=== THE EXERCISE ===
In the listing below, locate the lines bearing the word "color". Copy every one of them.

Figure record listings
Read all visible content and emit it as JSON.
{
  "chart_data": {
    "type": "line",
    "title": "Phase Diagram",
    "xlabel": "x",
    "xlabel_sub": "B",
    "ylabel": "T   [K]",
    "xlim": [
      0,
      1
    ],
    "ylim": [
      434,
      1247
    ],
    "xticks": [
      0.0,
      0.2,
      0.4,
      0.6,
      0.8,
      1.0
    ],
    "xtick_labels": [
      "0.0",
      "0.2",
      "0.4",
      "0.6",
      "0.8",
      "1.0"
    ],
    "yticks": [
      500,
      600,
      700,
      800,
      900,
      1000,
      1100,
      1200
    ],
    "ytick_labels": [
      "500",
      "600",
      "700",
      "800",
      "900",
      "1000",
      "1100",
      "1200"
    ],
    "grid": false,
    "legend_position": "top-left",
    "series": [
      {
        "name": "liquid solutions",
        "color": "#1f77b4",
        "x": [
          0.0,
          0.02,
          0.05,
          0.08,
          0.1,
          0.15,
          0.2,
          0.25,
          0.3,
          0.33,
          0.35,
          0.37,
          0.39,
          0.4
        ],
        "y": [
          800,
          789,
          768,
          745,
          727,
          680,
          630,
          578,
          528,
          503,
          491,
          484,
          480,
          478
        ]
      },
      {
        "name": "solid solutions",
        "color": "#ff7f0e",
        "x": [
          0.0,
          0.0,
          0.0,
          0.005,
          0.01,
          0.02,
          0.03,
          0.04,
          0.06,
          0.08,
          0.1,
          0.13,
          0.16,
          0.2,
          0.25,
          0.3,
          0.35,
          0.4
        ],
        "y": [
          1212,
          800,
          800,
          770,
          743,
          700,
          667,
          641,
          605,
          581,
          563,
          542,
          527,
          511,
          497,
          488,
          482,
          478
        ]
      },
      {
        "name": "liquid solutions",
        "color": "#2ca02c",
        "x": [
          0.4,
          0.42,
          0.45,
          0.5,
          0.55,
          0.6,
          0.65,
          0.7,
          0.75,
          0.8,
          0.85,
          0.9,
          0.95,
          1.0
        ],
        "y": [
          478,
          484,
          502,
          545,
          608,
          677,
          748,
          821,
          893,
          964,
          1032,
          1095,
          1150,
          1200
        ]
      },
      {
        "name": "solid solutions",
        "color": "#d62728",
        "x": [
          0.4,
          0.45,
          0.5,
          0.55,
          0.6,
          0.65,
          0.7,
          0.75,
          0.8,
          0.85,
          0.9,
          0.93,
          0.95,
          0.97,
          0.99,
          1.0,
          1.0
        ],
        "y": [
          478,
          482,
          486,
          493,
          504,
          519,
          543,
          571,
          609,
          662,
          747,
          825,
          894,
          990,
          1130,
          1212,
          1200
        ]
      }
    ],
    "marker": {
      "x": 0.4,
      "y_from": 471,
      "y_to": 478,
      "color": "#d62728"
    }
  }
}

=== FINISHED ANSWER ===
        "color": "#1f77b4",
        "color": "#ff7f0e",
        "color": "#2ca02c",
        "color": "#d62728",
      "color": "#d62728"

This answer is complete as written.